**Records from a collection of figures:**

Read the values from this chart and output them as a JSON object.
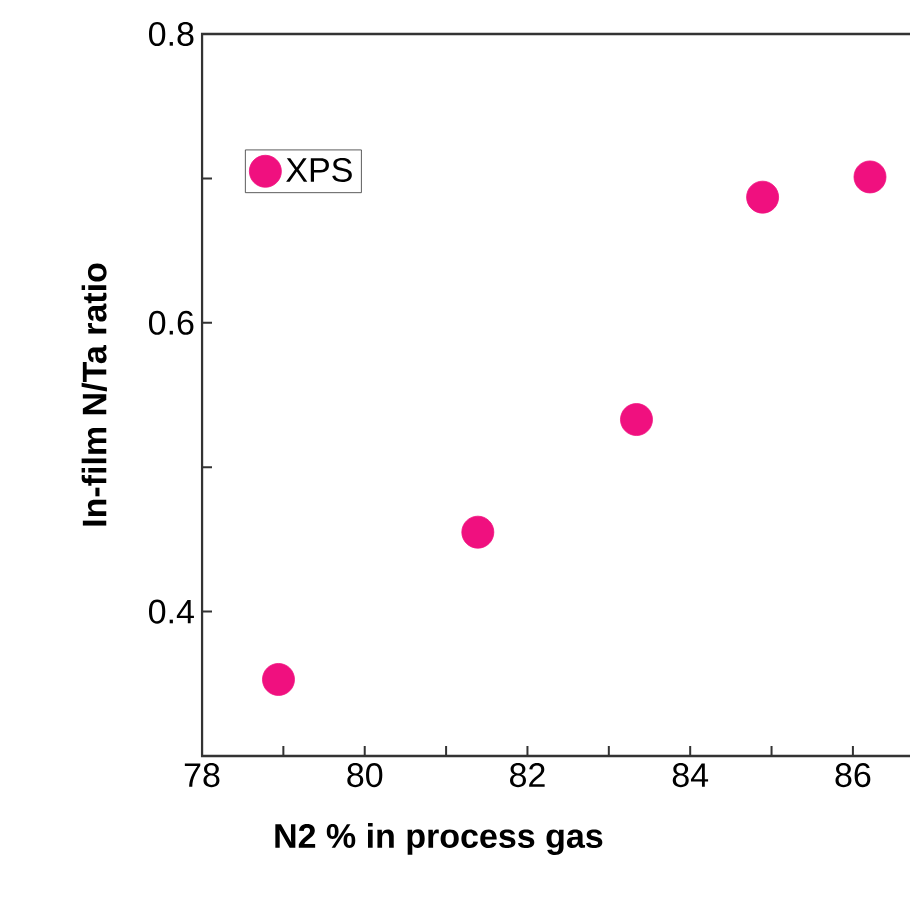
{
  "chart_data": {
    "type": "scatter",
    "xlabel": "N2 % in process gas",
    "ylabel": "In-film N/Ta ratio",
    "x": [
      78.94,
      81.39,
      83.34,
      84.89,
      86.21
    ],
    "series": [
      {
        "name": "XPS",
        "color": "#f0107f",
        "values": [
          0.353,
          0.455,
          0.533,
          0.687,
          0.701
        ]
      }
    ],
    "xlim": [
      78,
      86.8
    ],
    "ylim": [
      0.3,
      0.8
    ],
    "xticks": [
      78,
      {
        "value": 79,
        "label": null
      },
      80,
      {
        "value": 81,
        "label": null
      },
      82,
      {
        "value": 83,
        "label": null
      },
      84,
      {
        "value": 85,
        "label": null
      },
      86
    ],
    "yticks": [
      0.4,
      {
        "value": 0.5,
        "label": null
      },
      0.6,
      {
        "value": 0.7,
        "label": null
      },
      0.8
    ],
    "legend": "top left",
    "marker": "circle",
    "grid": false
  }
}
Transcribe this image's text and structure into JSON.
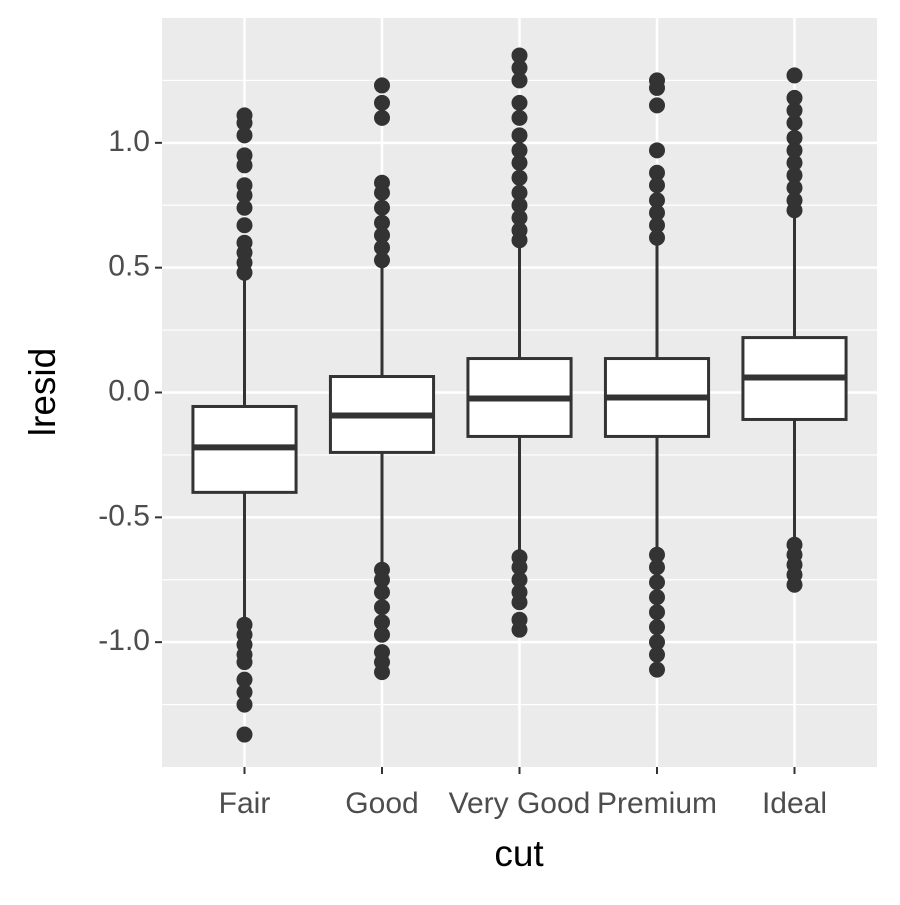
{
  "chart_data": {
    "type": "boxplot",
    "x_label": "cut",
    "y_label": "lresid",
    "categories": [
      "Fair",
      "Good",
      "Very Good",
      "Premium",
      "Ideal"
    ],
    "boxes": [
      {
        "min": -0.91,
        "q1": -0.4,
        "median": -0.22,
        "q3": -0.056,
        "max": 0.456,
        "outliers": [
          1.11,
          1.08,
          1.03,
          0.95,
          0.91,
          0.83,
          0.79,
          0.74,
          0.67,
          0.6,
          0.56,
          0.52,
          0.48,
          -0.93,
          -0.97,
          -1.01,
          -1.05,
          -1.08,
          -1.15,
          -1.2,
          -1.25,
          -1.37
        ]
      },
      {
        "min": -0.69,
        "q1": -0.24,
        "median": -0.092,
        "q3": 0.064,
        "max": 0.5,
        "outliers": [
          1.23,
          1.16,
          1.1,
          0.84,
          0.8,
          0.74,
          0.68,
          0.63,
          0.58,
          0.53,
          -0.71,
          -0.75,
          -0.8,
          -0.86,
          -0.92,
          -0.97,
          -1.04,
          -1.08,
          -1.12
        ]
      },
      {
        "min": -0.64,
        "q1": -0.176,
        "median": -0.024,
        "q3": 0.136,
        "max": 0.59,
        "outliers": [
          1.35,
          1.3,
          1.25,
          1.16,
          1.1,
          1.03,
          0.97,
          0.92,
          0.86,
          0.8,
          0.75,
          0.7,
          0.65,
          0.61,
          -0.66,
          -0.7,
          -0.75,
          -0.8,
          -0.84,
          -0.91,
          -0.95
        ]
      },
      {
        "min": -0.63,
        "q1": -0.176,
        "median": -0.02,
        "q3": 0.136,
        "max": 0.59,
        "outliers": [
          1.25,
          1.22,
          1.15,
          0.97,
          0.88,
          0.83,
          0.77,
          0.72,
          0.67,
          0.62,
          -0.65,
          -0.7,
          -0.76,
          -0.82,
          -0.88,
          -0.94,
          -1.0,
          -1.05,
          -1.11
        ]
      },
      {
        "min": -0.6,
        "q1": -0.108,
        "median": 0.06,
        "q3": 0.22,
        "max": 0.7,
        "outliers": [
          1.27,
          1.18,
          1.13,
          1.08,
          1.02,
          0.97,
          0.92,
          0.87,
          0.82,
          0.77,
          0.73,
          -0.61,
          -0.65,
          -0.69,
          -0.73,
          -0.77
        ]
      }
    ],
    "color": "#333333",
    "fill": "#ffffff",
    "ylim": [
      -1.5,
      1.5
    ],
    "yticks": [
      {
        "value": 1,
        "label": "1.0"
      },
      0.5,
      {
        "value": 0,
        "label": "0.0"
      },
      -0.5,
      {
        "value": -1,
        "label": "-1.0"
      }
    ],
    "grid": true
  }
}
* * *
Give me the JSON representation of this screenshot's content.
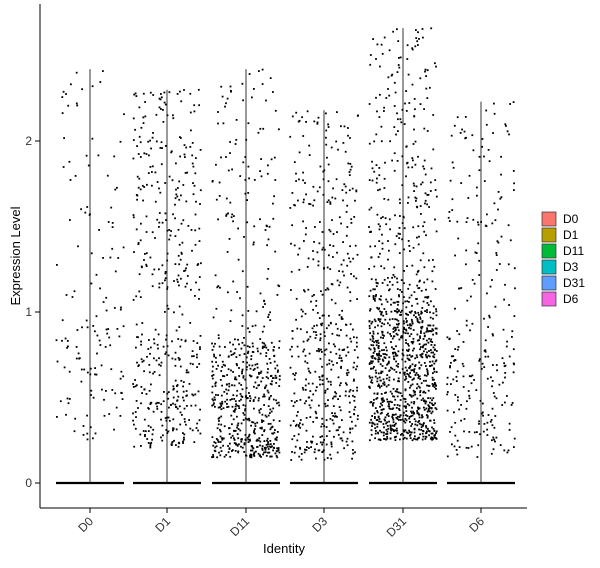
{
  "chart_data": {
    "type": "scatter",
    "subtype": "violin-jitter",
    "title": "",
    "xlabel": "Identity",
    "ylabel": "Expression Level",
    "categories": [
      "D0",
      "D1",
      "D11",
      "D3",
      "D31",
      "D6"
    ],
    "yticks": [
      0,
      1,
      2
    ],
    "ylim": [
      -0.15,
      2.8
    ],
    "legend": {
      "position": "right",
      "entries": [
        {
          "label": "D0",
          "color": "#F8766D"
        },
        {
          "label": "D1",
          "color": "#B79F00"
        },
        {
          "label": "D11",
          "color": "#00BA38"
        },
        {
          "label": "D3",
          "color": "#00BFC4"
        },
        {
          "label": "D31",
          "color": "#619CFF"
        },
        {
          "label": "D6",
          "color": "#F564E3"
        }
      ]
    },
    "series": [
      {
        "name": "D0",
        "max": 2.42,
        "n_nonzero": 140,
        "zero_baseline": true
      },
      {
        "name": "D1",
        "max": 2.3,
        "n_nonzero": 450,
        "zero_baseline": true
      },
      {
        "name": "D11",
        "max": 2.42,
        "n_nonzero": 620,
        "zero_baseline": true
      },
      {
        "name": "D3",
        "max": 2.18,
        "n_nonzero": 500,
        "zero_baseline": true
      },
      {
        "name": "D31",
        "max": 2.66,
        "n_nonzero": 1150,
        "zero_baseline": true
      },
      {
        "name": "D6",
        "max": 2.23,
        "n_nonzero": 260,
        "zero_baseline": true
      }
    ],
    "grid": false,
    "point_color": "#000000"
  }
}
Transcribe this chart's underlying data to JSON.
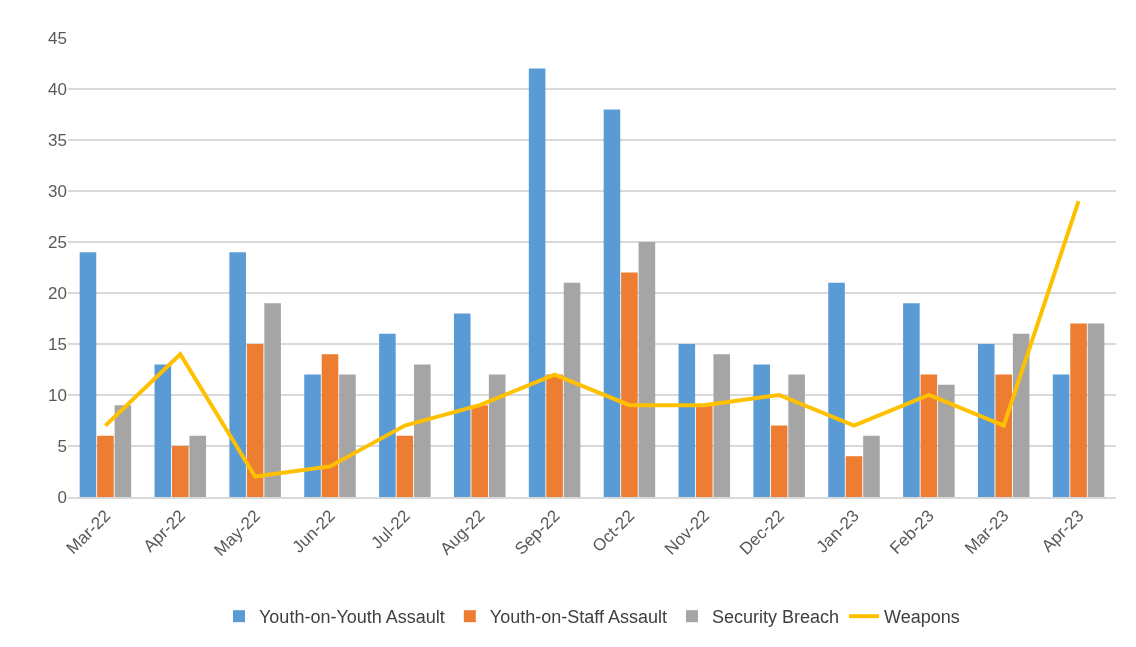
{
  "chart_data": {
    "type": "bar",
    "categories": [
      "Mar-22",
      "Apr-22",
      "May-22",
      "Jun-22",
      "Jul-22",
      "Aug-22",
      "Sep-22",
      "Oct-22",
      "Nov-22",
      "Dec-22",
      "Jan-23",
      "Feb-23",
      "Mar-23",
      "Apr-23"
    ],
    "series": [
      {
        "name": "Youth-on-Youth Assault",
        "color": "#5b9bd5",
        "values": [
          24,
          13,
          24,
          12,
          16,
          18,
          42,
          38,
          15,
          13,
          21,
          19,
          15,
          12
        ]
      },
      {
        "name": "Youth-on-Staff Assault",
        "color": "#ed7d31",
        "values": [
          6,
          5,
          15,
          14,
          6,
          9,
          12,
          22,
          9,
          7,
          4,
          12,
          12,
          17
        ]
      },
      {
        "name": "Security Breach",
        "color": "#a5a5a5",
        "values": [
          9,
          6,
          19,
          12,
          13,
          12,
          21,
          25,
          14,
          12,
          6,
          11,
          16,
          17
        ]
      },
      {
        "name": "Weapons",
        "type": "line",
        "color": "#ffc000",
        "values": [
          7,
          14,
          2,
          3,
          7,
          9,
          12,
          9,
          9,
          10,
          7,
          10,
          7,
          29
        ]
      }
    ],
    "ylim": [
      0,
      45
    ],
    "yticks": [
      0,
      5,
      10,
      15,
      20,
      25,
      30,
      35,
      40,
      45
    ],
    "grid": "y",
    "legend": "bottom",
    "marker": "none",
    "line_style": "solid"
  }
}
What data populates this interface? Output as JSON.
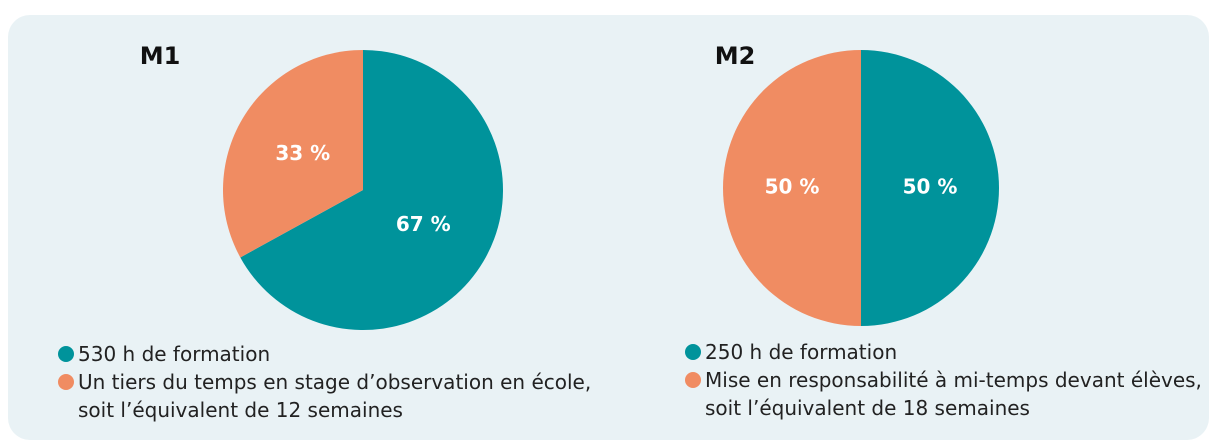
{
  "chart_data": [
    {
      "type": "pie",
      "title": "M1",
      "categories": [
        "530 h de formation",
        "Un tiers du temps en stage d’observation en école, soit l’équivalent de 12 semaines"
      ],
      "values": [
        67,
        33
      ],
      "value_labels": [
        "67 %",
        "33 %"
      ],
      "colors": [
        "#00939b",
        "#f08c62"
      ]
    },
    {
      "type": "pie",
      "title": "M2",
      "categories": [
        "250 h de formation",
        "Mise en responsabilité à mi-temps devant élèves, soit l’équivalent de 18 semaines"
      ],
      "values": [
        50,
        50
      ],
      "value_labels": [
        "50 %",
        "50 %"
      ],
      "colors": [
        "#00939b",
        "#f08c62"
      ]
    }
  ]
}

**What you will do:** Go through the entries above and copy every line containing "semaines".

**The reply:**
        "Un tiers du temps en stage d’observation en école, soit l’équivalent de 12 semaines"
        "Mise en responsabilité à mi-temps devant élèves, soit l’équivalent de 18 semaines"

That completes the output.